>>>>>

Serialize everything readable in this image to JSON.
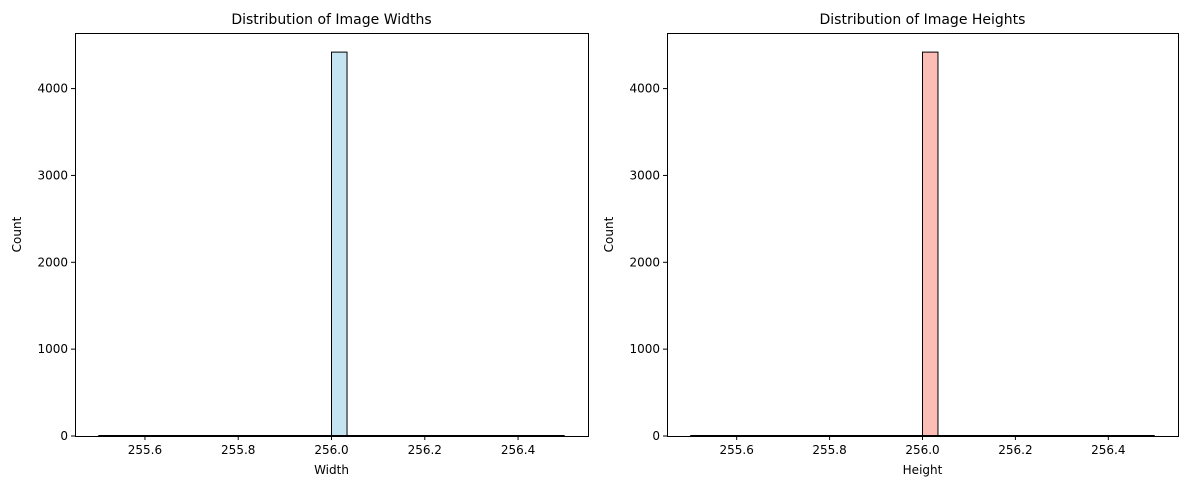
{
  "chart_data": [
    {
      "type": "bar",
      "title": "Distribution of Image Widths",
      "xlabel": "Width",
      "ylabel": "Count",
      "xlim": [
        255.45,
        256.55
      ],
      "ylim": [
        0,
        4640
      ],
      "xticks": [
        255.6,
        255.8,
        256.0,
        256.2,
        256.4
      ],
      "xtick_labels": [
        "255.6",
        "255.8",
        "256.0",
        "256.2",
        "256.4"
      ],
      "yticks": [
        0,
        1000,
        2000,
        3000,
        4000
      ],
      "ytick_labels": [
        "0",
        "1000",
        "2000",
        "3000",
        "4000"
      ],
      "bins": {
        "start": 255.5,
        "end": 256.5,
        "count": 30
      },
      "bars": [
        {
          "x": 256.0,
          "x_end": 256.0333,
          "count": 4420
        }
      ],
      "fill_color": "#c5e4f1",
      "edge_color": "#000000",
      "grid": false
    },
    {
      "type": "bar",
      "title": "Distribution of Image Heights",
      "xlabel": "Height",
      "ylabel": "Count",
      "xlim": [
        255.45,
        256.55
      ],
      "ylim": [
        0,
        4640
      ],
      "xticks": [
        255.6,
        255.8,
        256.0,
        256.2,
        256.4
      ],
      "xtick_labels": [
        "255.6",
        "255.8",
        "256.0",
        "256.2",
        "256.4"
      ],
      "yticks": [
        0,
        1000,
        2000,
        3000,
        4000
      ],
      "ytick_labels": [
        "0",
        "1000",
        "2000",
        "3000",
        "4000"
      ],
      "bins": {
        "start": 255.5,
        "end": 256.5,
        "count": 30
      },
      "bars": [
        {
          "x": 256.0,
          "x_end": 256.0333,
          "count": 4420
        }
      ],
      "fill_color": "#fcbdb6",
      "edge_color": "#000000",
      "grid": false
    }
  ]
}
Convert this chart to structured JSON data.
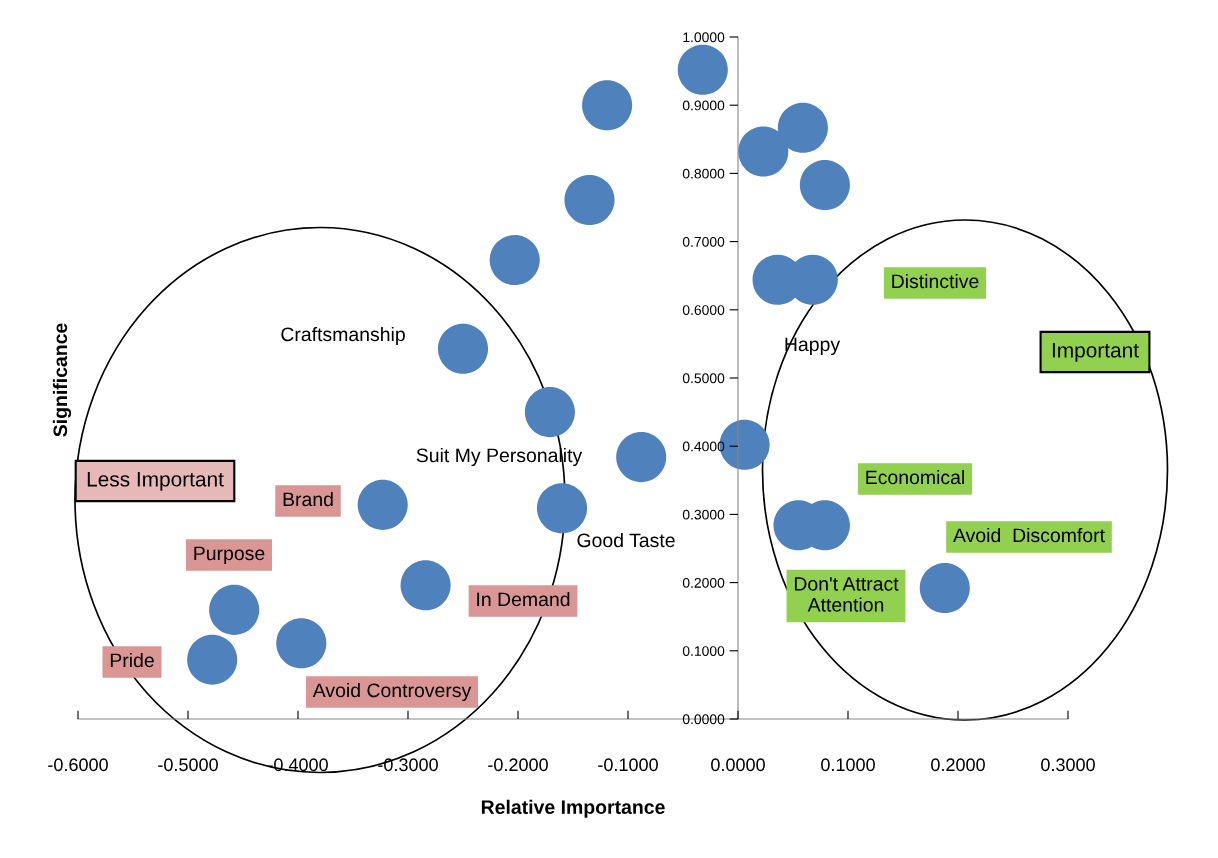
{
  "chart_data": {
    "type": "bubble",
    "xlabel": "Relative Importance",
    "ylabel": "Significance",
    "x": [
      -0.032,
      -0.119,
      0.059,
      0.023,
      0.079,
      -0.135,
      -0.203,
      0.036,
      0.068,
      -0.25,
      -0.171,
      0.006,
      -0.088,
      -0.323,
      -0.16,
      0.055,
      0.079,
      -0.284,
      0.188,
      -0.458,
      -0.397,
      -0.478
    ],
    "series": [
      {
        "color": "#4f81bd",
        "values": [
          0.952,
          0.9,
          0.867,
          0.832,
          0.783,
          0.761,
          0.673,
          0.644,
          0.644,
          0.543,
          0.45,
          0.402,
          0.384,
          0.314,
          0.309,
          0.284,
          0.284,
          0.196,
          0.192,
          0.16,
          0.111,
          0.087
        ],
        "sizes": [
          1,
          1,
          1,
          1,
          1,
          1,
          1,
          1,
          1,
          1,
          1,
          1,
          1,
          1,
          1,
          1,
          1,
          1,
          1,
          1,
          1,
          1
        ]
      }
    ],
    "xlim": [
      -0.6,
      0.3
    ],
    "ylim": [
      0,
      1
    ],
    "xticks": [
      {
        "value": -0.6,
        "label": "-0.6000"
      },
      {
        "value": -0.5,
        "label": "-0.5000"
      },
      {
        "value": -0.4,
        "label": "-0.4000"
      },
      {
        "value": -0.3,
        "label": "-0.3000"
      },
      {
        "value": -0.2,
        "label": "-0.2000"
      },
      {
        "value": -0.1,
        "label": "-0.1000"
      },
      {
        "value": 0,
        "label": "0.0000"
      },
      {
        "value": 0.1,
        "label": "0.1000"
      },
      {
        "value": 0.2,
        "label": "0.2000"
      },
      {
        "value": 0.3,
        "label": "0.3000"
      }
    ],
    "yticks": [
      {
        "value": 0,
        "label": "0.0000"
      },
      {
        "value": 0.1,
        "label": "0.1000"
      },
      {
        "value": 0.2,
        "label": "0.2000"
      },
      {
        "value": 0.3,
        "label": "0.3000"
      },
      {
        "value": 0.4,
        "label": "0.4000"
      },
      {
        "value": 0.5,
        "label": "0.5000"
      },
      {
        "value": 0.6,
        "label": "0.6000"
      },
      {
        "value": 0.7,
        "label": "0.7000"
      },
      {
        "value": 0.8,
        "label": "0.8000"
      },
      {
        "value": 0.9,
        "label": "0.9000"
      },
      {
        "value": 1,
        "label": "1.0000"
      }
    ],
    "annotations": [
      "Distinctive",
      "Happy",
      "Important",
      "Craftsmanship",
      "Suit My Personality",
      "Less Important",
      "Economical",
      "Brand",
      "Good Taste",
      "Avoid  Discomfort",
      "Purpose",
      "Don't Attract\nAttention",
      "In Demand",
      "Pride",
      "Avoid Controversy"
    ],
    "grid": false,
    "legend": false
  }
}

<<<<<

EXERCISE DETAILS
Omit the pictures. Transcribe every record exactly.

RESPONSE TO THIS EXERCISE
Serialize everything readable in this image to JSON.
{
  "chart_data": [
    {
      "type": "bar",
      "title": "Distribution of Image Widths",
      "xlabel": "Width",
      "ylabel": "Count",
      "xlim": [
        255.45,
        256.55
      ],
      "ylim": [
        0,
        4640
      ],
      "xticks": [
        255.6,
        255.8,
        256.0,
        256.2,
        256.4
      ],
      "xtick_labels": [
        "255.6",
        "255.8",
        "256.0",
        "256.2",
        "256.4"
      ],
      "yticks": [
        0,
        1000,
        2000,
        3000,
        4000
      ],
      "ytick_labels": [
        "0",
        "1000",
        "2000",
        "3000",
        "4000"
      ],
      "bins": {
        "start": 255.5,
        "end": 256.5,
        "count": 30
      },
      "bars": [
        {
          "x": 256.0,
          "x_end": 256.0333,
          "count": 4420
        }
      ],
      "fill_color": "#c5e4f1",
      "edge_color": "#000000",
      "grid": false
    },
    {
      "type": "bar",
      "title": "Distribution of Image Heights",
      "xlabel": "Height",
      "ylabel": "Count",
      "xlim": [
        255.45,
        256.55
      ],
      "ylim": [
        0,
        4640
      ],
      "xticks": [
        255.6,
        255.8,
        256.0,
        256.2,
        256.4
      ],
      "xtick_labels": [
        "255.6",
        "255.8",
        "256.0",
        "256.2",
        "256.4"
      ],
      "yticks": [
        0,
        1000,
        2000,
        3000,
        4000
      ],
      "ytick_labels": [
        "0",
        "1000",
        "2000",
        "3000",
        "4000"
      ],
      "bins": {
        "start": 255.5,
        "end": 256.5,
        "count": 30
      },
      "bars": [
        {
          "x": 256.0,
          "x_end": 256.0333,
          "count": 4420
        }
      ],
      "fill_color": "#fcbdb6",
      "edge_color": "#000000",
      "grid": false
    }
  ]
}
Convert this chart to structured JSON data.
{
  "chart_data": {
    "type": "bubble",
    "xlabel": "Relative Importance",
    "ylabel": "Significance",
    "x": [
      -0.032,
      -0.119,
      0.059,
      0.023,
      0.079,
      -0.135,
      -0.203,
      0.036,
      0.068,
      -0.25,
      -0.171,
      0.006,
      -0.088,
      -0.323,
      -0.16,
      0.055,
      0.079,
      -0.284,
      0.188,
      -0.458,
      -0.397,
      -0.478
    ],
    "series": [
      {
        "color": "#4f81bd",
        "values": [
          0.952,
          0.9,
          0.867,
          0.832,
          0.783,
          0.761,
          0.673,
          0.644,
          0.644,
          0.543,
          0.45,
          0.402,
          0.384,
          0.314,
          0.309,
          0.284,
          0.284,
          0.196,
          0.192,
          0.16,
          0.111,
          0.087
        ],
        "sizes": [
          1,
          1,
          1,
          1,
          1,
          1,
          1,
          1,
          1,
          1,
          1,
          1,
          1,
          1,
          1,
          1,
          1,
          1,
          1,
          1,
          1,
          1
        ]
      }
    ],
    "xlim": [
      -0.6,
      0.3
    ],
    "ylim": [
      0,
      1
    ],
    "xticks": [
      {
        "value": -0.6,
        "label": "-0.6000"
      },
      {
        "value": -0.5,
        "label": "-0.5000"
      },
      {
        "value": -0.4,
        "label": "-0.4000"
      },
      {
        "value": -0.3,
        "label": "-0.3000"
      },
      {
        "value": -0.2,
        "label": "-0.2000"
      },
      {
        "value": -0.1,
        "label": "-0.1000"
      },
      {
        "value": 0,
        "label": "0.0000"
      },
      {
        "value": 0.1,
        "label": "0.1000"
      },
      {
        "value": 0.2,
        "label": "0.2000"
      },
      {
        "value": 0.3,
        "label": "0.3000"
      }
    ],
    "yticks": [
      {
        "value": 0,
        "label": "0.0000"
      },
      {
        "value": 0.1,
        "label": "0.1000"
      },
      {
        "value": 0.2,
        "label": "0.2000"
      },
      {
        "value": 0.3,
        "label": "0.3000"
      },
      {
        "value": 0.4,
        "label": "0.4000"
      },
      {
        "value": 0.5,
        "label": "0.5000"
      },
      {
        "value": 0.6,
        "label": "0.6000"
      },
      {
        "value": 0.7,
        "label": "0.7000"
      },
      {
        "value": 0.8,
        "label": "0.8000"
      },
      {
        "value": 0.9,
        "label": "0.9000"
      },
      {
        "value": 1,
        "label": "1.0000"
      }
    ],
    "annotations": [
      "Distinctive",
      "Happy",
      "Important",
      "Craftsmanship",
      "Suit My Personality",
      "Less Important",
      "Economical",
      "Brand",
      "Good Taste",
      "Avoid  Discomfort",
      "Purpose",
      "Don't Attract\nAttention",
      "In Demand",
      "Pride",
      "Avoid Controversy"
    ],
    "grid": false,
    "legend": false
  }
}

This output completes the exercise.